| Do this |
Where a line below holds the string "document", copy that line.
**** Listing
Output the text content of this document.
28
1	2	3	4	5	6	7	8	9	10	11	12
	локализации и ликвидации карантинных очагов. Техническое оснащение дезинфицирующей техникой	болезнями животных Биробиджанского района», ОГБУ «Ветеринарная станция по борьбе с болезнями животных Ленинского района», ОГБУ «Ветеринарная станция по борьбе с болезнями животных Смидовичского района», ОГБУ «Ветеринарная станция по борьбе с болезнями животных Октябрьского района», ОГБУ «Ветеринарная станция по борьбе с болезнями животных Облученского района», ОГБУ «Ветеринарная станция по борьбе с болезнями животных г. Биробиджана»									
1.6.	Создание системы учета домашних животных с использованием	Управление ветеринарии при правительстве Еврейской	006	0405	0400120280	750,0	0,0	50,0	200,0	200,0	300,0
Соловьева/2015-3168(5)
********
**** Listing
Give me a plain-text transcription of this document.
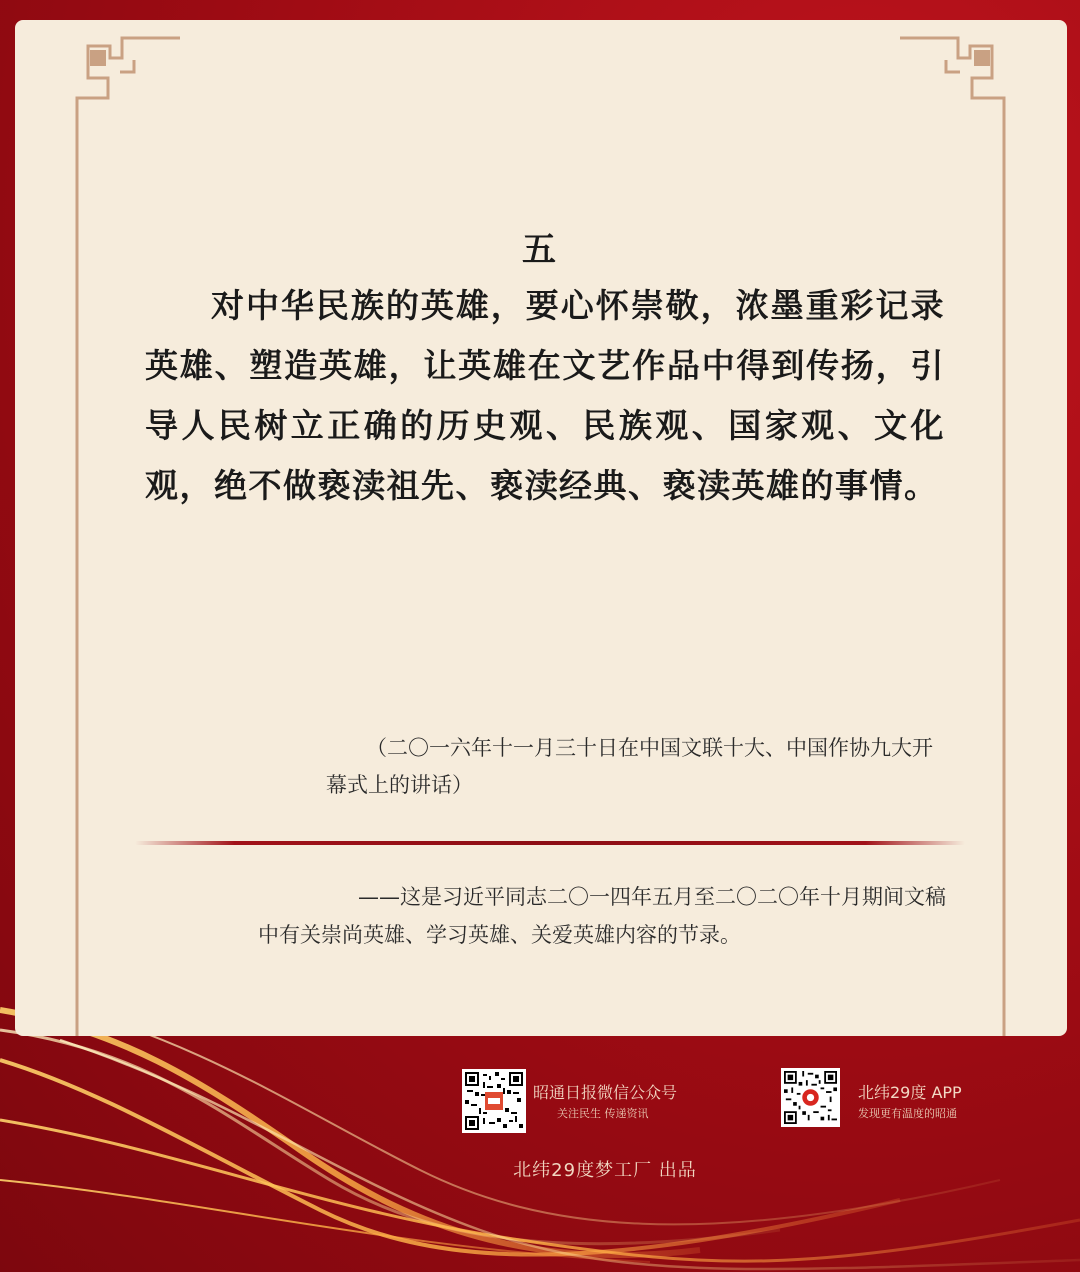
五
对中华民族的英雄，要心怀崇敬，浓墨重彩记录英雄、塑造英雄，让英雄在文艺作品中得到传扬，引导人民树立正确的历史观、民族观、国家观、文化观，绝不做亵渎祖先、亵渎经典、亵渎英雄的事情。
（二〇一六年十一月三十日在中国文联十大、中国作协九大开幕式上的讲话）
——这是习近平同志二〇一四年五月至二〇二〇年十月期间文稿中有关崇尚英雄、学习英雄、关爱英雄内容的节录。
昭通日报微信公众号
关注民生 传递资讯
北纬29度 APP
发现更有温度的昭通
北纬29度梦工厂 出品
********
| Correct result |
Output the text content of this document.
Give me a plain-text transcription of this document.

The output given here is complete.